Requirement 1:
Answer these questions using the email thread below about handling SOAP requests.
(a) What is thrown if no body or no soap envelope is found?
(b) What does Keith Babo give as an example of complex SOAP headers in practice?
(c) Which validator does Benjamin Kastelic name as requiring DOM Elements?
Requirement 2:
For each statement, say whether it agrees with the email thread below about handling SOAP requests. Answer yes or no and quote the words from the thread that decide it.
(a) The bytes read while parsing are discarded before the request body is processed.
(b) Benjamin Kastelic disagreed with making the headers available as DOM Element objects.
(c) A policy will be able to find a SOAPInfo object in the policy context.
Requirement 3: The email thread below about handling SOAP requests proposes a soapinfo object. List everything the thread says will be included in that object.

Document extract:
On Mar 29, 2016, at 7:52 AM, Eric Wittmann <eric.wittmann@redhat.com> wrote:OK so here's what I propose (feedback welcome):
*If* an API's 'type' is set to SOAP, then we will *always* look for a soap envelope in the body. If no body is found or no soap envelope is found in the body, then a standard apiman error will be thrown.
If an envelope *is* found, then we will read the body of the HTTP request until we find "<soap:Body>". We'll extract the <soap:Header> and parse its children. While parsing, we'll obviously keep the data we read in a memory buffer. Once parsing is done, we'll include the soap headers, soap action, and the global encoding type in some sort of soapinfo object and include that in the policy context.
Finally, after all that is done, we'll process the request as normal, executing the policy chain, then processing the request body, etc. The entire request payload will still be processed (remember that we saved the bytes we read in a memory buffer).
So from the perspective of a policy, everything will look identical except that a SOAPInfo object will be available in the policy context.
Thoughts?
-Eric
On 3/28/2016 1:48 PM, Benjamin Kastelic wrote:Yup, I agree. That would probably be best, since several validators
(wss4j for example) require DOM Elements (javax.xml.soap.SOAPHeader) to
function.
Best regards,
Benjamin
2016-03-28 19:14 GMT+02:00 Eric Wittmann <eric.wittmann@redhat.com
<mailto:eric.wittmann@redhat.com>>:
Thanks! In that case, making the headers available as DOM Element
objects (perhaps with a simple QName based lookup) would be best.
-Eric
On 3/28/2016 12:39 PM, Keith Babo wrote:
SOAP:Headers can be complex types. WS-Security is a good example of
this in practice.

Data listing:
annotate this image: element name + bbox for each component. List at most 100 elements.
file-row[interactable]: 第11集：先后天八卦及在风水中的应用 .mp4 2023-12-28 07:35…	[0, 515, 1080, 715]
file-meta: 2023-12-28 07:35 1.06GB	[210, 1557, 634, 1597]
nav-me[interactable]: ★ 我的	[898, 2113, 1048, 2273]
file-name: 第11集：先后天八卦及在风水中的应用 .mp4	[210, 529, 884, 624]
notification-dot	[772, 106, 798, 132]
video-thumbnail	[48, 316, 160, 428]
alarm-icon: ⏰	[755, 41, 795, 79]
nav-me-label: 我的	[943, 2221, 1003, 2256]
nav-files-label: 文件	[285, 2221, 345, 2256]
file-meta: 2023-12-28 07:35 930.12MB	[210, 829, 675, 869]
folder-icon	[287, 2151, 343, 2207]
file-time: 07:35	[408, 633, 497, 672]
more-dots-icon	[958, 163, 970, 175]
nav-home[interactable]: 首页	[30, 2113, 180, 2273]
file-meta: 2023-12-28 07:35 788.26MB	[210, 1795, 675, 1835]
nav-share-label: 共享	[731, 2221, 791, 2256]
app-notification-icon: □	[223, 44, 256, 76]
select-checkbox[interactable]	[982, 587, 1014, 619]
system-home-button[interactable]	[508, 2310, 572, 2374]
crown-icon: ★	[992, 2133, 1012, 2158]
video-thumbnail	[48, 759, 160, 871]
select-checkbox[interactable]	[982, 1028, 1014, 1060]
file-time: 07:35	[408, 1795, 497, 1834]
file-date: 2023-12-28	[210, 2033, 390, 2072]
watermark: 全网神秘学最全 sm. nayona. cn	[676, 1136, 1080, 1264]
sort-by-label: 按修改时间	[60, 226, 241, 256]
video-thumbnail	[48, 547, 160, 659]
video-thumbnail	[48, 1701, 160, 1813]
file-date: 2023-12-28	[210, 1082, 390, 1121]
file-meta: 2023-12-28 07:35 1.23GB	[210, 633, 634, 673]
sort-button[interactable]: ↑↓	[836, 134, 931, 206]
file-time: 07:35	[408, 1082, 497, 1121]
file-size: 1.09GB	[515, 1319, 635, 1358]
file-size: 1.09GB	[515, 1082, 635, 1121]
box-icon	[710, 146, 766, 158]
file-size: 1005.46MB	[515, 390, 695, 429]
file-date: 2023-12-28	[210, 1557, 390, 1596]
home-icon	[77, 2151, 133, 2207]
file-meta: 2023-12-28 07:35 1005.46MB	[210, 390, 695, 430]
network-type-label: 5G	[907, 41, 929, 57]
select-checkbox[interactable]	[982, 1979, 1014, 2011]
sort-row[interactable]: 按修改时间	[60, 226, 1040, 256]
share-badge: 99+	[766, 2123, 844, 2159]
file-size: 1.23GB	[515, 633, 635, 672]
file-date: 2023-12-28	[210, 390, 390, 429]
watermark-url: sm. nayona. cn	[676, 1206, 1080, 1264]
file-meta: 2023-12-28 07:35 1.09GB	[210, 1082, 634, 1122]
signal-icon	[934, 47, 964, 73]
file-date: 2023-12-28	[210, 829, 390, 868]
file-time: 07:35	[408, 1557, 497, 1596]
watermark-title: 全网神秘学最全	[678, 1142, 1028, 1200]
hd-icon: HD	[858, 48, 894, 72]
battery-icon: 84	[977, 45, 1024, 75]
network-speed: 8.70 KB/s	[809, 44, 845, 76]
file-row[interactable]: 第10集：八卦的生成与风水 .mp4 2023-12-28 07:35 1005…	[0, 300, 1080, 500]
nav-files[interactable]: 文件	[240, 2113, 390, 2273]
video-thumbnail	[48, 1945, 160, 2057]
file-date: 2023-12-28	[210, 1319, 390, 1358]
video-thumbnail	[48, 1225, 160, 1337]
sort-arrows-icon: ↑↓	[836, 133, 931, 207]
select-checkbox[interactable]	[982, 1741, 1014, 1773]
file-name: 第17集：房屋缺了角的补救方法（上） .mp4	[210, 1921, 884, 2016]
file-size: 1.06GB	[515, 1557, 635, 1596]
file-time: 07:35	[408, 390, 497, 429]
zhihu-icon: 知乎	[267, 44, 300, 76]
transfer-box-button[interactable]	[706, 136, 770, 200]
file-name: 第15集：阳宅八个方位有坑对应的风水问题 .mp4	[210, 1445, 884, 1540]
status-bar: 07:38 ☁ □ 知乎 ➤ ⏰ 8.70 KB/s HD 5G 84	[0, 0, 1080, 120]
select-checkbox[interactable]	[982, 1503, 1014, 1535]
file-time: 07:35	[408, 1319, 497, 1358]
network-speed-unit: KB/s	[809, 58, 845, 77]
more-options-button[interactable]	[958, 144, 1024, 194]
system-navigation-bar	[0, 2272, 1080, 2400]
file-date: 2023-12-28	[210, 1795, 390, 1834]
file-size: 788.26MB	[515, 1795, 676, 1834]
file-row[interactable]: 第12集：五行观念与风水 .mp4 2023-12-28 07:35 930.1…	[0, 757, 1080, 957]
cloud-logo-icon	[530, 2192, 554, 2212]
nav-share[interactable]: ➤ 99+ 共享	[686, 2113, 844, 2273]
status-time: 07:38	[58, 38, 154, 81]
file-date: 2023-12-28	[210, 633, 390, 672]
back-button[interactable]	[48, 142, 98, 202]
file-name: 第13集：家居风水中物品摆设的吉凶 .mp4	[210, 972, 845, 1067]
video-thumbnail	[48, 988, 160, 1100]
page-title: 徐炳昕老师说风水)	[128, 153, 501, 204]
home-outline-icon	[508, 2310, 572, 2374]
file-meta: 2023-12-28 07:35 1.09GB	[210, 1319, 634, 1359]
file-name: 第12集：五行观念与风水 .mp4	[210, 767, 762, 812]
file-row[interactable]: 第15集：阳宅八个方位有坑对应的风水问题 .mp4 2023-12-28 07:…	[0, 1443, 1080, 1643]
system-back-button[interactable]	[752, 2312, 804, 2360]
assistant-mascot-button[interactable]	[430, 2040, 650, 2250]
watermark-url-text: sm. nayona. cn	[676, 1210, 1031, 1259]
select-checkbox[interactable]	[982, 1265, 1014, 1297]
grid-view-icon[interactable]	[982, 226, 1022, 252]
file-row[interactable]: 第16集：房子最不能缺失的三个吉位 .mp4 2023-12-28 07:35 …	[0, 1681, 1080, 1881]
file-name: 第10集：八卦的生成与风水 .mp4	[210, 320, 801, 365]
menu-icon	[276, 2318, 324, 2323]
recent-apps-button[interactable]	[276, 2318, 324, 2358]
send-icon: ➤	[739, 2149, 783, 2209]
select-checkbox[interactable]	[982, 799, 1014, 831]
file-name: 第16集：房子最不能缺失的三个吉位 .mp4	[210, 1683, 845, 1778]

Written response 1:
(a) A standard apiman error.
(b) WS-Security.
(c) wss4j.

Written response 2:
(a) No: "remember that we saved the bytes we read in a memory buffer"
(b) No: "Yup, I agree."
(c) Yes: "a SOAPInfo object will be available in the policy context"

Written response 3:
- the soap headers
- the soap action
- the global encoding type